__Given instruction__.
Each line that holds the word "screenshot" counts once; report how many lines do so and nothing else.

__Source data__.
▼

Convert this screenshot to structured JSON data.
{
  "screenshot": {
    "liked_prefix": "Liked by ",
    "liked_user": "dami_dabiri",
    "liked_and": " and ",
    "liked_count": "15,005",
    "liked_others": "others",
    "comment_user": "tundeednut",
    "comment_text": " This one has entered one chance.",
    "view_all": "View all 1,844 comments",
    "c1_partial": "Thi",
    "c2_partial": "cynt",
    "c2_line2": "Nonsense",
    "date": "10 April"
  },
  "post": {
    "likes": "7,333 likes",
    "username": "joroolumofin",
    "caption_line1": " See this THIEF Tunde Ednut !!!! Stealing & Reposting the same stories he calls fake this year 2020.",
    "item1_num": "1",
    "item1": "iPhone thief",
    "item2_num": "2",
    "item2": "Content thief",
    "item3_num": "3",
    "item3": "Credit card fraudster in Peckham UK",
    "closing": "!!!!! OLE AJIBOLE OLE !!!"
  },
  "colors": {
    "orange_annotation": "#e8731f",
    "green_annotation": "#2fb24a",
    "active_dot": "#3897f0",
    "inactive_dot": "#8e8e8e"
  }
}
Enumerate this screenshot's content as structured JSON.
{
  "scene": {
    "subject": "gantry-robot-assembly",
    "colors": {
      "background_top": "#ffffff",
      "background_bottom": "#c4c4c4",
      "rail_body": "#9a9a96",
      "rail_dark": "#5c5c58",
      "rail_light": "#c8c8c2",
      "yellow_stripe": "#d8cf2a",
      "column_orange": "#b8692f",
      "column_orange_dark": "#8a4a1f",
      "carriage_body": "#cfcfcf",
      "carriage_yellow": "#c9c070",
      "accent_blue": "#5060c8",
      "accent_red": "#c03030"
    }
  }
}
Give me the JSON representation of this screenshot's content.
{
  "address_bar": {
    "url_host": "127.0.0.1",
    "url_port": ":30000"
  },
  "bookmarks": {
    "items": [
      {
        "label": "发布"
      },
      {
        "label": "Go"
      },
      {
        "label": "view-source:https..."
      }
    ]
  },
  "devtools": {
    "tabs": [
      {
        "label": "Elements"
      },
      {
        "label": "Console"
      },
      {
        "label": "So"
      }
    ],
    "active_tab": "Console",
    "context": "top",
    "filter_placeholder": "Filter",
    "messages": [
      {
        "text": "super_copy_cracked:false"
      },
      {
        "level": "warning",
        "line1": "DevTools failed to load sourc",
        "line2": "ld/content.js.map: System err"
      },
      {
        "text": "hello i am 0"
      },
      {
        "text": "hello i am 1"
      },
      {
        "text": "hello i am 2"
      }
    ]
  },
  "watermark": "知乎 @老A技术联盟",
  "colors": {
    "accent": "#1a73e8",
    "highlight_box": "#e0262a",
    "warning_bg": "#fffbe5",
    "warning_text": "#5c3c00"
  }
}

▲

__Result of the exercise__.
4